> [Short problem]: Your task is to print every entry below exactly as given.

> [Records provided]:
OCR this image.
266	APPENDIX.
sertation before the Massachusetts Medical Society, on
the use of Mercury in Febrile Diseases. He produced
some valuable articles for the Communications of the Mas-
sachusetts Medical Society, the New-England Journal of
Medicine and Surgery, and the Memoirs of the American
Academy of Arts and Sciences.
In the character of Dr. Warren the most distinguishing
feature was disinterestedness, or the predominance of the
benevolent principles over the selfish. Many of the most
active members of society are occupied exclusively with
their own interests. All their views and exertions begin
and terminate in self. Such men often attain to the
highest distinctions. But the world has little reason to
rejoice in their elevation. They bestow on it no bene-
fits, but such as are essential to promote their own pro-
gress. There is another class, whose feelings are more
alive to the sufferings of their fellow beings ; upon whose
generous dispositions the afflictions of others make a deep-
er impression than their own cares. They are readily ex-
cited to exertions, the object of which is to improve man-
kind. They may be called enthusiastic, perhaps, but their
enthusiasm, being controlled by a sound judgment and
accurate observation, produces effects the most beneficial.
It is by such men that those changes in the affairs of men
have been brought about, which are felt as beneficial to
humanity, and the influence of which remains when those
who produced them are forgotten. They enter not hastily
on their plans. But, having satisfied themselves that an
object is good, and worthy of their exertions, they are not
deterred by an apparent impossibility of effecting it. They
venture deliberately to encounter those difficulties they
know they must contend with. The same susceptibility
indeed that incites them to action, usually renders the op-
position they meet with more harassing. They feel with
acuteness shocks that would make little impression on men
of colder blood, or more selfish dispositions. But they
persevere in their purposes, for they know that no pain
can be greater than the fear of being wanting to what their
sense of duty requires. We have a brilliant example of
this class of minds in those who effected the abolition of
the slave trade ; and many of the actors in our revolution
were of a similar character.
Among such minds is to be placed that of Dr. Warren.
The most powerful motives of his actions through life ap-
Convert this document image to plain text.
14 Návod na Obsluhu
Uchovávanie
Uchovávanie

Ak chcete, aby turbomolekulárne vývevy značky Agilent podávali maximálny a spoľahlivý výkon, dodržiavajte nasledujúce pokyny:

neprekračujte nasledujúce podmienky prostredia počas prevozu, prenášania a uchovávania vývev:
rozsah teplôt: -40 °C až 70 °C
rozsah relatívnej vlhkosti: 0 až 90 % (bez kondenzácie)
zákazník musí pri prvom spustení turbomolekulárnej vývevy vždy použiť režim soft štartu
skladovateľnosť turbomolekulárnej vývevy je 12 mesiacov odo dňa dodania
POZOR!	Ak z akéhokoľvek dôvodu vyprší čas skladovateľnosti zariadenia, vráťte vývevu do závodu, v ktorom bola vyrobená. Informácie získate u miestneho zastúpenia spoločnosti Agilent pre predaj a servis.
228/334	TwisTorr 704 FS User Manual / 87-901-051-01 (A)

> [Output below]:
OCR this image.
266	APPENDIX.
sertation before the Massachusetts Medical Society, on
the use of Mercury in Febrile Diseases. He produced
some valuable articles for the Communications of the Mas-
sachusetts Medical Society, the New-England Journal of
Medicine and Surgery, and the Memoirs of the American
Academy of Arts and Sciences.
In the character of Dr. Warren the most distinguishing
feature was disinterestedness, or the predominance of the
benevolent principles over the selfish. Many of the most
active members of society are occupied exclusively with
their own interests. All their views and exertions begin
and terminate in self. Such men often attain to the
highest distinctions. But the world has little reason to
rejoice in their elevation. They bestow on it no bene-
fits, but such as are essential to promote their own pro-
gress. There is another class, whose feelings are more
alive to the sufferings of their fellow beings ; upon whose
generous dispositions the afflictions of others make a deep-
er impression than their own cares. They are readily ex-
cited to exertions, the object of which is to improve man-
kind. They may be called enthusiastic, perhaps, but their
enthusiasm, being controlled by a sound judgment and
accurate observation, produces effects the most beneficial.
It is by such men that those changes in the affairs of men
have been brought about, which are felt as beneficial to
humanity, and the influence of which remains when those
who produced them are forgotten. They enter not hastily
on their plans. But, having satisfied themselves that an
object is good, and worthy of their exertions, they are not
deterred by an apparent impossibility of effecting it. They
venture deliberately to encounter those difficulties they
know they must contend with. The same susceptibility
indeed that incites them to action, usually renders the op-
position they meet with more harassing. They feel with
acuteness shocks that would make little impression on men
of colder blood, or more selfish dispositions. But they
persevere in their purposes, for they know that no pain
can be greater than the fear of being wanting to what their
sense of duty requires. We have a brilliant example of
this class of minds in those who effected the abolition of
the slave trade ; and many of the actors in our revolution
were of a similar character.
Among such minds is to be placed that of Dr. Warren.
The most powerful motives of his actions through life ap-
Convert this document image to plain text.
14 Návod na Obsluhu
Uchovávanie
Uchovávanie

Ak chcete, aby turbomolekulárne vývevy značky Agilent podávali maximálny a spoľahlivý výkon, dodržiavajte nasledujúce pokyny:

neprekračujte nasledujúce podmienky prostredia počas prevozu, prenášania a uchovávania vývev:
rozsah teplôt: -40 °C až 70 °C
rozsah relatívnej vlhkosti: 0 až 90 % (bez kondenzácie)
zákazník musí pri prvom spustení turbomolekulárnej vývevy vždy použiť režim soft štartu
skladovateľnosť turbomolekulárnej vývevy je 12 mesiacov odo dňa dodania
POZOR!	Ak z akéhokoľvek dôvodu vyprší čas skladovateľnosti zariadenia, vráťte vývevu do závodu, v ktorom bola vyrobená. Informácie získate u miestneho zastúpenia spoločnosti Agilent pre predaj a servis.
228/334	TwisTorr 704 FS User Manual / 87-901-051-01 (A)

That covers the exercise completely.